== Task details ==
Your answer should be a single number: the count of lines containing the string "beta".

* Begin Extracted information *

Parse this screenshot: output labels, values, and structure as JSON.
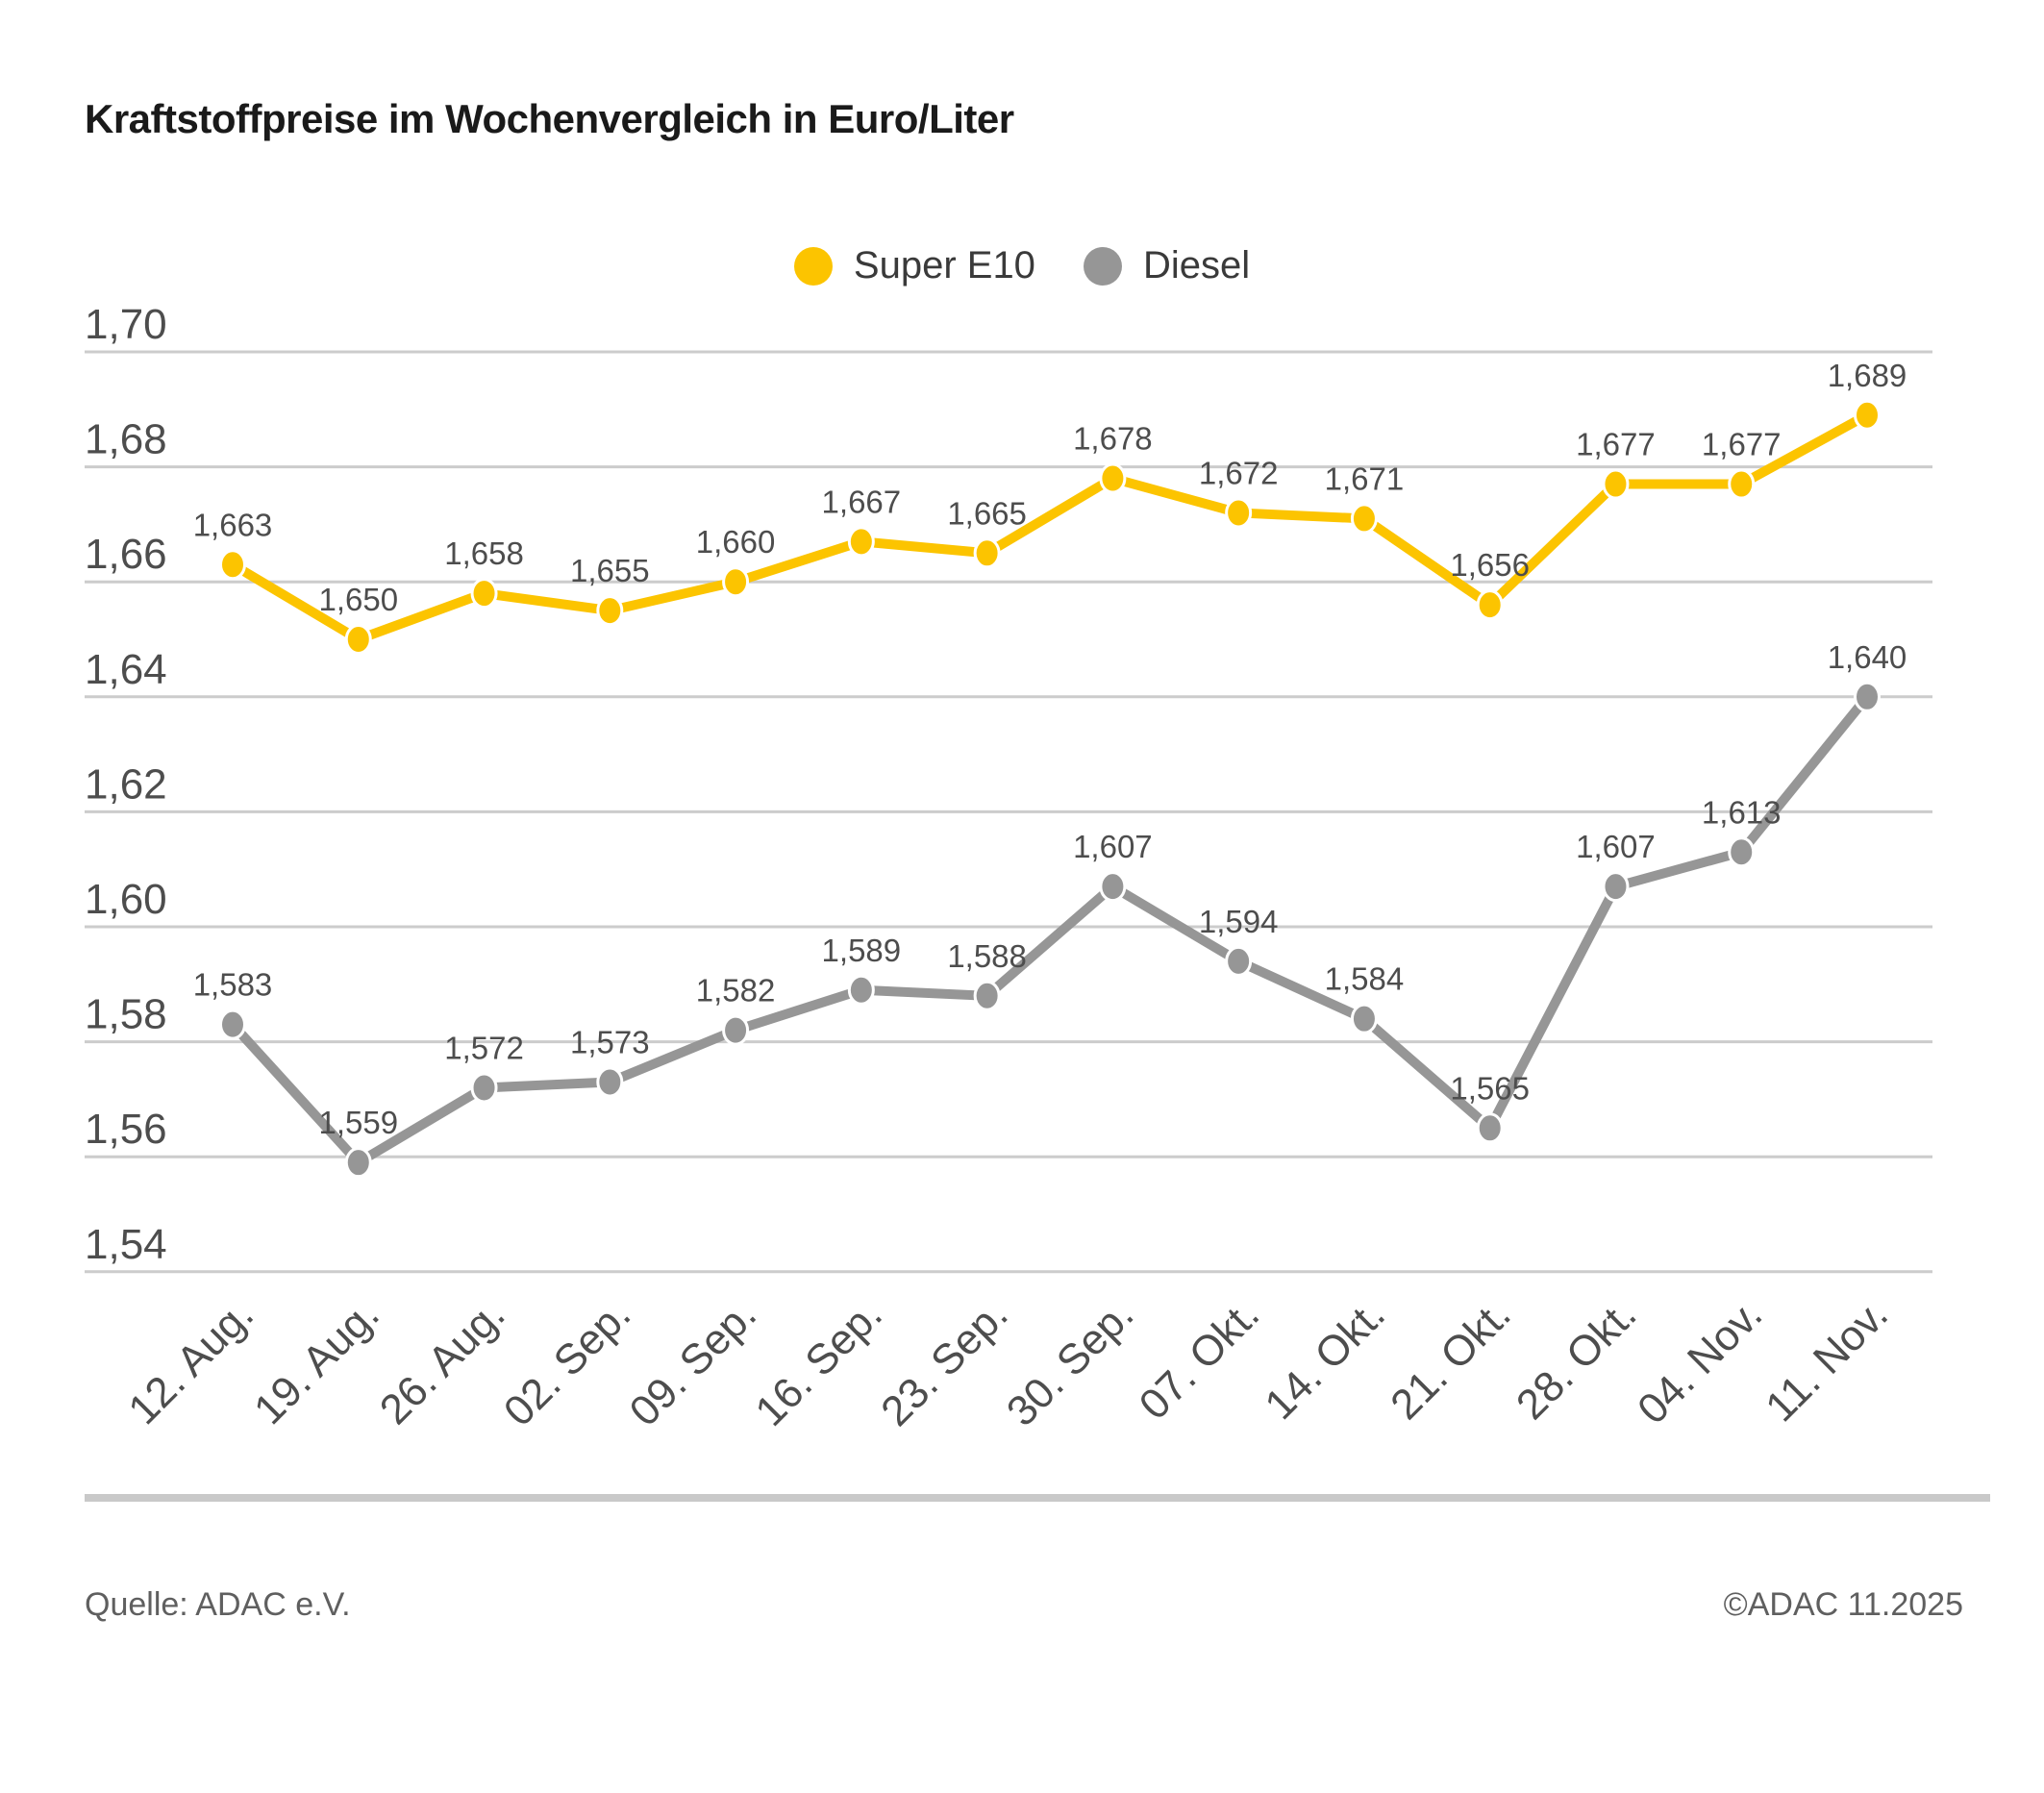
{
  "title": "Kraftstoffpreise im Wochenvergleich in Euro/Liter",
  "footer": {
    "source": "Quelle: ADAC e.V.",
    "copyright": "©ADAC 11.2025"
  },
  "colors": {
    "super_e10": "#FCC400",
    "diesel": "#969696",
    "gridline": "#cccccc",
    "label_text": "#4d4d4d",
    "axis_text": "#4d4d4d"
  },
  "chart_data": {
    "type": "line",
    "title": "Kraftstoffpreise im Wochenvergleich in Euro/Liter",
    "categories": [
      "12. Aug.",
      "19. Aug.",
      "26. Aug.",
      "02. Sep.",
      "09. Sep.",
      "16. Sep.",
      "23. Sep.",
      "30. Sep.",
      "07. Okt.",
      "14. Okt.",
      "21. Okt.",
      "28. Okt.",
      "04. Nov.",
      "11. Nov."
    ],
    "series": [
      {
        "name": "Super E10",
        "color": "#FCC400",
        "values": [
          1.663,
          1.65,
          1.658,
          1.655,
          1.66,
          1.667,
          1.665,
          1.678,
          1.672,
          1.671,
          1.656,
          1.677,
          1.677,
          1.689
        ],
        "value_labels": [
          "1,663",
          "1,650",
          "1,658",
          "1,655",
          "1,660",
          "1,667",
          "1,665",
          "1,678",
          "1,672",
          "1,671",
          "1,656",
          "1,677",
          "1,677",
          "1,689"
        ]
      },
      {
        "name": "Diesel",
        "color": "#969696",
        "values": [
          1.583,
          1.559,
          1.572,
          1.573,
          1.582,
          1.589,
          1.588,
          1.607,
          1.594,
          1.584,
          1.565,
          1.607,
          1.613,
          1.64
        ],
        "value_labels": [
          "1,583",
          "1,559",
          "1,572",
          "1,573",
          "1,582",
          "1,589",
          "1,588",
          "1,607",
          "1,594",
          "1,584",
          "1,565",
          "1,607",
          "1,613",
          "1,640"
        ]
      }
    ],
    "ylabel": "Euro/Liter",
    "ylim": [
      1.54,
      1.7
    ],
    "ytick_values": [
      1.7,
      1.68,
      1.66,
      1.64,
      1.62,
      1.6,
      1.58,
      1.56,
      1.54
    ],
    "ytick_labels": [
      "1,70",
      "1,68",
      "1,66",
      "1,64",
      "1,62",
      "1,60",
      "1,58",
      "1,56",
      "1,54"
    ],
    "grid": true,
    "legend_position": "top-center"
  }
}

* End Extracted information *
* Begin Extracted information *

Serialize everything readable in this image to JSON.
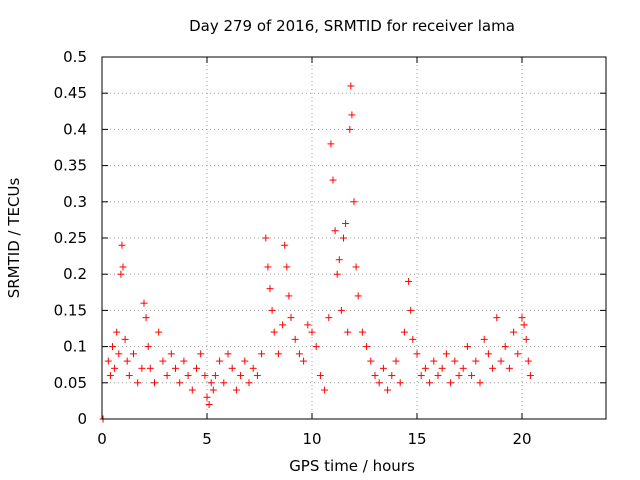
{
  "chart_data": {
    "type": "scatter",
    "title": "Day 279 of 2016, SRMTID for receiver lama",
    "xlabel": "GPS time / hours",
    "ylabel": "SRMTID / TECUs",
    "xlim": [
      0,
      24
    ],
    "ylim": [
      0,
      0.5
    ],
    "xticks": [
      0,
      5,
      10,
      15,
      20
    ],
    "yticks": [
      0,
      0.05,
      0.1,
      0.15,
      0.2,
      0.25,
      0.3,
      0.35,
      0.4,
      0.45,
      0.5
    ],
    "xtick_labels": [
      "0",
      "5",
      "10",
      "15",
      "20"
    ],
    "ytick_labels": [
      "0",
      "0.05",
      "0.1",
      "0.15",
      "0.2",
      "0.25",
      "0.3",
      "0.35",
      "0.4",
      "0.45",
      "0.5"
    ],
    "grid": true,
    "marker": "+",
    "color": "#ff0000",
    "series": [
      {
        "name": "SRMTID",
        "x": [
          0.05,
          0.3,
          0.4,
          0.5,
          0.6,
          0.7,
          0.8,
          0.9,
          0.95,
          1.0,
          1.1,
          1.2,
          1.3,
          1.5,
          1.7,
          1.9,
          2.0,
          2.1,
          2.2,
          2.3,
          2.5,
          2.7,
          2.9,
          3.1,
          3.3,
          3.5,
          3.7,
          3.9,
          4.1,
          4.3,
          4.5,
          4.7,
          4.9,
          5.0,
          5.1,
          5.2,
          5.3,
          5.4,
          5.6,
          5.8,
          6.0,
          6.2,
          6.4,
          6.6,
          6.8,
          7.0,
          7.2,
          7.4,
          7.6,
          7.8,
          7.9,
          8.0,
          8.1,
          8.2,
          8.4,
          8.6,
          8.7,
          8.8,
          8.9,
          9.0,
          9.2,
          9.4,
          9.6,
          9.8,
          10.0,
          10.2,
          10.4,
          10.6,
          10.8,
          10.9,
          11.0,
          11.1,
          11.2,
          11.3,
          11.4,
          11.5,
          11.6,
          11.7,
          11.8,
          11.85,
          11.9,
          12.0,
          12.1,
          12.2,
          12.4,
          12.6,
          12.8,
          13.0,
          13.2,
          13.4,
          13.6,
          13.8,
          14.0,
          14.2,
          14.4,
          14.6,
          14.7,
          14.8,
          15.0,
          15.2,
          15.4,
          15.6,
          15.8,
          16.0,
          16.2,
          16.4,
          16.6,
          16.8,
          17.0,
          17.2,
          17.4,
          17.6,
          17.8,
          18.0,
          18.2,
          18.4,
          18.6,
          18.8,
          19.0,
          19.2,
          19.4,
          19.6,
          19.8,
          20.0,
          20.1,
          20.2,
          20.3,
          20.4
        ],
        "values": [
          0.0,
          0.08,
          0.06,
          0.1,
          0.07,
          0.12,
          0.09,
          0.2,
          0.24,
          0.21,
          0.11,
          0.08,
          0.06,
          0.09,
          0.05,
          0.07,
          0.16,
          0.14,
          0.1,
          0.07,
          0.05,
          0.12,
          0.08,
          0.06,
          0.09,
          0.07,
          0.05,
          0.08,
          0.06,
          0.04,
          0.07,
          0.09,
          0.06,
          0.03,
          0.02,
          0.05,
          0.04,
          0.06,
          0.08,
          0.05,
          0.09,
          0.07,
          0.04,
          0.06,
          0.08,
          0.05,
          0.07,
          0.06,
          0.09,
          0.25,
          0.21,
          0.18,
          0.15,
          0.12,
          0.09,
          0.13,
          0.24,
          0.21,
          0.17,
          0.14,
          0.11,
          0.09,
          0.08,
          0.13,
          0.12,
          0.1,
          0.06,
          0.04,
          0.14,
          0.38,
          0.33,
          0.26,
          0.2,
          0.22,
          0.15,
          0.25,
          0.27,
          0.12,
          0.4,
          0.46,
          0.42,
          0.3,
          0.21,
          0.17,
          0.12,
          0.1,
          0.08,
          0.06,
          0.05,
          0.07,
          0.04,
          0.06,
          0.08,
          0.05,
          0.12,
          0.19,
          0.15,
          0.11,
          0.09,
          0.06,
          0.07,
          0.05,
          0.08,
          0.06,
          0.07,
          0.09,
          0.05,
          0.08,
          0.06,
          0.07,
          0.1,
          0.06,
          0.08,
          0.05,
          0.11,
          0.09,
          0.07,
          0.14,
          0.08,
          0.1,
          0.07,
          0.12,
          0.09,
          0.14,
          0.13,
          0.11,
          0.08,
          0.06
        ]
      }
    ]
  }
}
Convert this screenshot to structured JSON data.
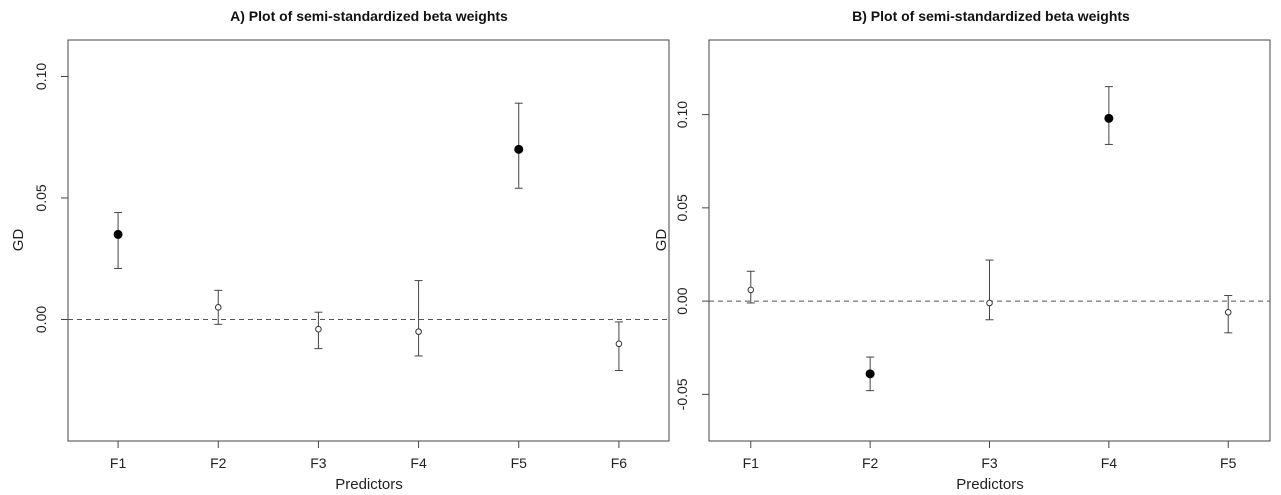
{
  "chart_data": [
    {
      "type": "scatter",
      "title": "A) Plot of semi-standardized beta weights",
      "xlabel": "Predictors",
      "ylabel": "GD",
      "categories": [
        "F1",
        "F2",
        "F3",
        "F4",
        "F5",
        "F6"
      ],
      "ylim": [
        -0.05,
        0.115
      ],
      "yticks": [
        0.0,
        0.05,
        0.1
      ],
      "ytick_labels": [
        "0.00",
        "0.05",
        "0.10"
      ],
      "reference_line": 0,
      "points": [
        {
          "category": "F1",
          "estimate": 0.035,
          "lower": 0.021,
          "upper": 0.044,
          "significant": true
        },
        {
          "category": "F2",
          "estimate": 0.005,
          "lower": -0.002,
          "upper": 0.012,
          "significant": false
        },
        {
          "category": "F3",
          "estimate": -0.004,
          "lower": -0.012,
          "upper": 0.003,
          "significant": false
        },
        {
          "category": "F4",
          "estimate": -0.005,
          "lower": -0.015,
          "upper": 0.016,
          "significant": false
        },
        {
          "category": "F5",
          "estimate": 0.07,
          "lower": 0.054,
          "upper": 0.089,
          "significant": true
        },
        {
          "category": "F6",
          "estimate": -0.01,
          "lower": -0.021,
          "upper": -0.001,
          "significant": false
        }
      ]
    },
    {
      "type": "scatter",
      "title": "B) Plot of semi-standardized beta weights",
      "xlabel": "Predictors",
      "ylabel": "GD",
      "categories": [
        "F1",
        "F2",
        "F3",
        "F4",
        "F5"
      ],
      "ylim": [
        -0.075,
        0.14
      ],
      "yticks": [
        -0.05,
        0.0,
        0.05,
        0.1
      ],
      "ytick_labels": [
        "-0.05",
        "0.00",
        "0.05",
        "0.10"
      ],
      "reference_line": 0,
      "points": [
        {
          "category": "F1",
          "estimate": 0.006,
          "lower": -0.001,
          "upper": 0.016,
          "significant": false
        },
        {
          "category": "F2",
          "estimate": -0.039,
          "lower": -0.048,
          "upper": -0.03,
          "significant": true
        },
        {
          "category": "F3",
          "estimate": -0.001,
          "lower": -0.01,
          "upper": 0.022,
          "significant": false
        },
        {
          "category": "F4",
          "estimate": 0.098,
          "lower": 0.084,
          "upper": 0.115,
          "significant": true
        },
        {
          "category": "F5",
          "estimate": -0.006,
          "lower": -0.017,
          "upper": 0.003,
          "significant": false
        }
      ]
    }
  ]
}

* End Extracted information *

== Answer to the task ==
2